____ Material provided

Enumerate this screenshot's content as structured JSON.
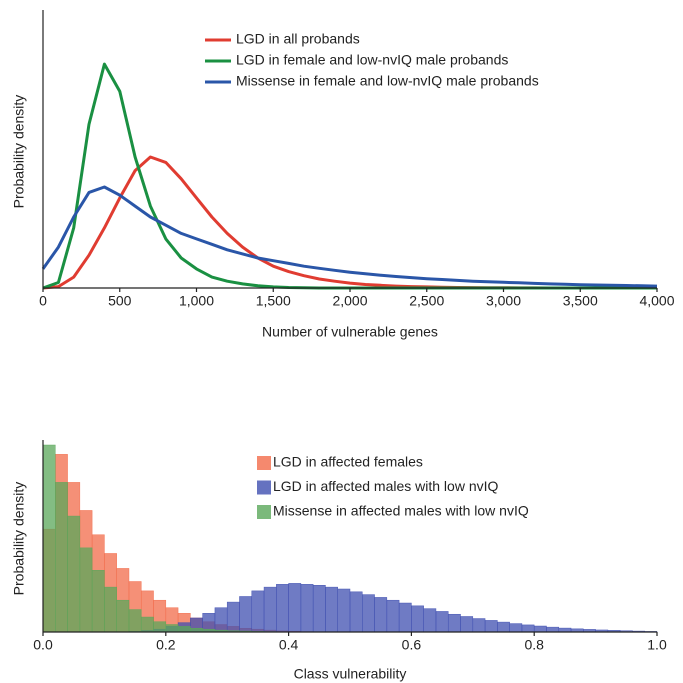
{
  "chart_data": [
    {
      "type": "line",
      "xlabel": "Number of vulnerable genes",
      "ylabel": "Probability density",
      "xlim": [
        0,
        4000
      ],
      "ylim": [
        0,
        100
      ],
      "xticks": [
        0,
        500,
        {
          "value": 1000,
          "label": "1,000"
        },
        {
          "value": 1500,
          "label": "1,500"
        },
        {
          "value": 2000,
          "label": "2,000"
        },
        {
          "value": 2500,
          "label": "2,500"
        },
        {
          "value": 3000,
          "label": "3,000"
        },
        {
          "value": 3500,
          "label": "3,500"
        },
        {
          "value": 4000,
          "label": "4,000"
        }
      ],
      "x": [
        0,
        100,
        200,
        300,
        400,
        500,
        600,
        700,
        800,
        900,
        1000,
        1100,
        1200,
        1300,
        1400,
        1500,
        1600,
        1700,
        1800,
        1900,
        2000,
        2100,
        2200,
        2300,
        2400,
        2500,
        2600,
        2700,
        2800,
        2900,
        3000,
        3100,
        3200,
        3300,
        3400,
        3500,
        3600,
        3700,
        3800,
        3900,
        4000
      ],
      "series": [
        {
          "name": "LGD in all probands",
          "color": "#e03c31",
          "values": [
            0,
            0.5,
            4,
            12,
            22,
            33,
            43,
            48,
            46,
            40,
            33,
            26,
            20,
            15,
            11,
            8,
            6,
            4.5,
            3.3,
            2.5,
            1.8,
            1.3,
            1,
            0.7,
            0.5,
            0.4,
            0.3,
            0.2,
            0.15,
            0.1,
            0.1,
            0.05,
            0.05,
            0,
            0,
            0,
            0,
            0,
            0,
            0,
            0
          ]
        },
        {
          "name": "LGD in female and low-nvIQ male probands",
          "color": "#1a9042",
          "values": [
            0,
            2,
            22,
            60,
            82,
            72,
            48,
            30,
            18,
            11,
            7,
            4,
            2.5,
            1.5,
            0.8,
            0.4,
            0.2,
            0.1,
            0,
            0,
            0,
            0,
            0,
            0,
            0,
            0,
            0,
            0,
            0,
            0,
            0,
            0,
            0,
            0,
            0,
            0,
            0,
            0,
            0,
            0,
            0
          ]
        },
        {
          "name": "Missense in female and low-nvIQ male probands",
          "color": "#2a56a8",
          "values": [
            7,
            15,
            26,
            35,
            37,
            34,
            30,
            26,
            23,
            20,
            18,
            16,
            14,
            12.5,
            11,
            10,
            9,
            8,
            7.2,
            6.5,
            5.8,
            5.2,
            4.7,
            4.2,
            3.8,
            3.4,
            3.1,
            2.8,
            2.5,
            2.3,
            2.1,
            1.9,
            1.7,
            1.5,
            1.4,
            1.2,
            1.1,
            1,
            0.9,
            0.8,
            0.7
          ]
        }
      ]
    },
    {
      "type": "histogram",
      "xlabel": "Class vulnerability",
      "ylabel": "Probability density",
      "xlim": [
        0,
        1
      ],
      "ylim": [
        0,
        100
      ],
      "xticks": [
        {
          "value": 0,
          "label": "0.0"
        },
        0.2,
        0.4,
        0.6,
        0.8,
        {
          "value": 1,
          "label": "1.0"
        }
      ],
      "bins": [
        0,
        0.02,
        0.04,
        0.06,
        0.08,
        0.1,
        0.12,
        0.14,
        0.16,
        0.18,
        0.2,
        0.22,
        0.24,
        0.26,
        0.28,
        0.3,
        0.32,
        0.34,
        0.36,
        0.38,
        0.4,
        0.42,
        0.44,
        0.46,
        0.48,
        0.5,
        0.52,
        0.54,
        0.56,
        0.58,
        0.6,
        0.62,
        0.64,
        0.66,
        0.68,
        0.7,
        0.72,
        0.74,
        0.76,
        0.78,
        0.8,
        0.82,
        0.84,
        0.86,
        0.88,
        0.9,
        0.92,
        0.94,
        0.96,
        0.98,
        1
      ],
      "series": [
        {
          "name": "LGD in affected females",
          "color": "#f26b4a",
          "values": [
            55,
            95,
            80,
            65,
            52,
            42,
            34,
            27,
            22,
            17,
            13,
            10,
            7.5,
            5.5,
            4,
            3,
            2,
            1.5,
            1,
            0.6,
            0.4,
            0.2,
            0.1,
            0,
            0,
            0,
            0,
            0,
            0,
            0,
            0,
            0,
            0,
            0,
            0,
            0,
            0,
            0,
            0,
            0,
            0,
            0,
            0,
            0,
            0,
            0,
            0,
            0,
            0,
            0
          ]
        },
        {
          "name": "LGD in affected males with low nvIQ",
          "color": "#3f4fb0",
          "values": [
            0,
            0,
            0,
            0,
            0,
            0,
            0,
            0.3,
            0.8,
            1.5,
            3,
            5,
            7.5,
            10,
            13,
            16,
            19,
            22,
            24,
            25.5,
            26,
            25.5,
            25,
            24,
            23,
            21.5,
            20,
            18.5,
            17,
            15.5,
            14,
            12.5,
            11,
            9.5,
            8.3,
            7.2,
            6.2,
            5.3,
            4.5,
            3.8,
            3.2,
            2.6,
            2.1,
            1.7,
            1.4,
            1.1,
            0.9,
            0.7,
            0.5,
            0.3
          ]
        },
        {
          "name": "Missense in affected males with low nvIQ",
          "color": "#5aa75a",
          "values": [
            100,
            80,
            62,
            45,
            33,
            24,
            17,
            12,
            8,
            5.5,
            4,
            3,
            2,
            1.5,
            1,
            0.7,
            0.5,
            0.3,
            0.2,
            0.1,
            0,
            0,
            0,
            0,
            0,
            0,
            0,
            0,
            0,
            0,
            0,
            0,
            0,
            0,
            0,
            0,
            0,
            0,
            0,
            0,
            0,
            0,
            0,
            0,
            0,
            0,
            0,
            0,
            0,
            0
          ]
        }
      ]
    }
  ]
}
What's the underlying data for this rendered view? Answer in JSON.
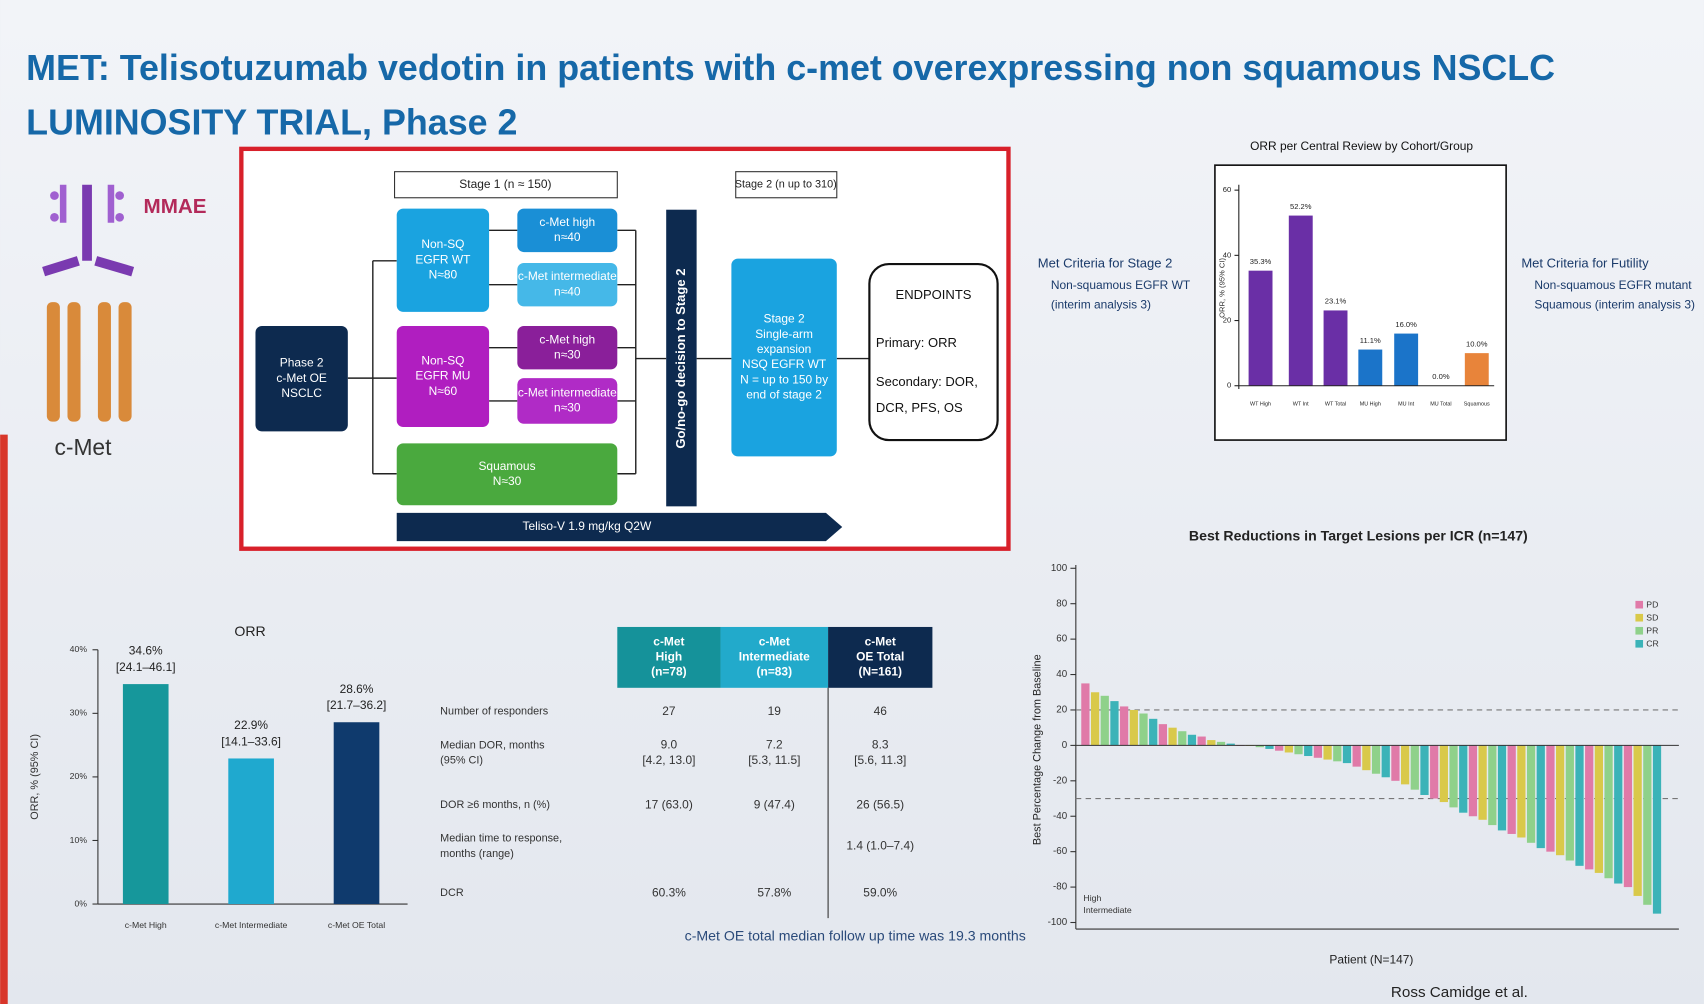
{
  "header": {
    "title_line1": "MET: Telisotuzumab vedotin in patients with c-met overexpressing non squamous NSCLC",
    "title_line2": "LUMINOSITY TRIAL, Phase 2"
  },
  "drug": {
    "payload": "MMAE",
    "target": "c-Met"
  },
  "schema": {
    "stage1_label": "Stage 1 (n ≈ 150)",
    "stage2_label": "Stage 2 (n up to 310)",
    "boxes": [
      {
        "lines": [
          "Phase 2",
          "c-Met OE",
          "NSCLC"
        ]
      },
      {
        "lines": [
          "Non-SQ",
          "EGFR WT",
          "N≈80"
        ]
      },
      {
        "lines": [
          "c-Met high",
          "n≈40"
        ]
      },
      {
        "lines": [
          "c-Met intermediate",
          "n≈40"
        ]
      },
      {
        "lines": [
          "Non-SQ",
          "EGFR MU",
          "N≈60"
        ]
      },
      {
        "lines": [
          "c-Met high",
          "n≈30"
        ]
      },
      {
        "lines": [
          "c-Met intermediate",
          "n≈30"
        ]
      },
      {
        "lines": [
          "Squamous",
          "N≈30"
        ]
      },
      {
        "lines": [
          "Stage 2",
          "Single-arm",
          "expansion",
          "NSQ EGFR WT",
          "N = up to 150 by",
          "end of stage 2"
        ]
      }
    ],
    "decision": "Go/no-go decision to Stage 2",
    "treatment": "Teliso-V 1.9 mg/kg Q2W",
    "endpoints": {
      "title": "ENDPOINTS",
      "primary": "Primary: ORR",
      "secondary_lines": [
        "Secondary: DOR,",
        "DCR, PFS, OS"
      ]
    }
  },
  "criteria": {
    "stage2": {
      "title": "Met Criteria for Stage 2",
      "lines": [
        "Non-squamous EGFR WT",
        "(interim analysis 3)"
      ]
    },
    "futility": {
      "title": "Met Criteria for Futility",
      "lines": [
        "Non-squamous EGFR mutant",
        "Squamous (interim analysis 3)"
      ]
    }
  },
  "cohort_chart": {
    "type": "bar",
    "title": "ORR per Central Review by Cohort/Group",
    "y_label": "ORR, % (95% CI)",
    "categories": [
      "WT High",
      "WT Int",
      "WT Total",
      "MU High",
      "MU Int",
      "MU Total",
      "Squamous"
    ],
    "values": [
      35.3,
      52.2,
      23.1,
      11.1,
      16.0,
      0,
      10.0
    ],
    "value_labels": [
      "35.3%",
      "52.2%",
      "23.1%",
      "11.1%",
      "16.0%",
      "0.0%",
      "10.0%"
    ],
    "colors": [
      "#6a2fa6",
      "#6a2fa6",
      "#6a2fa6",
      "#1b74c9",
      "#1b74c9",
      "#9a9a9a",
      "#e8843a"
    ],
    "ylim": [
      0,
      60
    ],
    "yticks": [
      0,
      20,
      40,
      60
    ]
  },
  "orr_chart": {
    "type": "bar",
    "title": "ORR",
    "y_label": "ORR, % (95% CI)",
    "categories": [
      "c-Met High",
      "c-Met Intermediate",
      "c-Met OE Total"
    ],
    "values": [
      34.6,
      22.9,
      28.6
    ],
    "value_labels": [
      "34.6%",
      "22.9%",
      "28.6%"
    ],
    "ci_labels": [
      "[24.1–46.1]",
      "[14.1–33.6]",
      "[21.7–36.2]"
    ],
    "colors": [
      "#16979b",
      "#1fa9cf",
      "#0f3a6d"
    ],
    "ylim": [
      0,
      40
    ],
    "yticks": [
      {
        "value": 0,
        "label": "0%"
      },
      {
        "value": 10,
        "label": "10%"
      },
      {
        "value": 20,
        "label": "20%"
      },
      {
        "value": 30,
        "label": "30%"
      },
      {
        "value": 40,
        "label": "40%"
      }
    ]
  },
  "table": {
    "header": [
      [
        "c-Met",
        "High",
        "(n=78)"
      ],
      [
        "c-Met",
        "Intermediate",
        "(n=83)"
      ],
      [
        "c-Met",
        "OE Total",
        "(N=161)"
      ]
    ],
    "rows": [
      {
        "label": [
          "Number of responders"
        ],
        "cells": [
          [
            "27"
          ],
          [
            "19"
          ],
          [
            "46"
          ]
        ]
      },
      {
        "label": [
          "Median DOR, months",
          "(95% CI)"
        ],
        "cells": [
          [
            "9.0",
            "[4.2, 13.0]"
          ],
          [
            "7.2",
            "[5.3, 11.5]"
          ],
          [
            "8.3",
            "[5.6, 11.3]"
          ]
        ]
      },
      {
        "label": [
          "DOR ≥6 months, n (%)"
        ],
        "cells": [
          [
            "17 (63.0)"
          ],
          [
            "9 (47.4)"
          ],
          [
            "26 (56.5)"
          ]
        ]
      },
      {
        "label": [
          "Median time to response,",
          "months (range)"
        ],
        "cells": [
          [],
          [],
          [
            "1.4 (1.0–7.4)"
          ]
        ]
      },
      {
        "label": [
          "DCR"
        ],
        "cells": [
          [
            "60.3%"
          ],
          [
            "57.8%"
          ],
          [
            "59.0%"
          ]
        ]
      }
    ]
  },
  "footnote": "c-Met OE total median follow up time was 19.3 months",
  "waterfall": {
    "type": "bar",
    "title": "Best Reductions in Target Lesions per ICR (n=147)",
    "y_label": "Best Percentage Change from Baseline",
    "x_label": "Patient (N=147)",
    "ylim": [
      -100,
      100
    ],
    "yticks": [
      -100,
      -80,
      -60,
      -40,
      -20,
      0,
      20,
      40,
      60,
      80,
      100
    ],
    "reference_lines": [
      20,
      -30
    ],
    "values": [
      35,
      30,
      28,
      25,
      22,
      20,
      18,
      15,
      12,
      10,
      8,
      6,
      5,
      3,
      2,
      1,
      0,
      0,
      -1,
      -2,
      -3,
      -4,
      -5,
      -6,
      -7,
      -8,
      -9,
      -10,
      -12,
      -14,
      -16,
      -18,
      -20,
      -22,
      -25,
      -28,
      -30,
      -32,
      -35,
      -38,
      -40,
      -42,
      -45,
      -48,
      -50,
      -52,
      -55,
      -58,
      -60,
      -62,
      -65,
      -68,
      -70,
      -72,
      -75,
      -78,
      -80,
      -85,
      -90,
      -95
    ],
    "legend": [
      {
        "name": "PD",
        "color": "#e07aa8"
      },
      {
        "name": "SD",
        "color": "#d9c94a"
      },
      {
        "name": "PR",
        "color": "#8fd18a"
      },
      {
        "name": "CR",
        "color": "#3bb3b8"
      }
    ],
    "group_labels": [
      "High",
      "Intermediate"
    ]
  },
  "citation": "Ross Camidge et al."
}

________

Problem statement: For the listing above, give the number of lines in which the string "Phase" occurs, and nothing else.

Task result: 2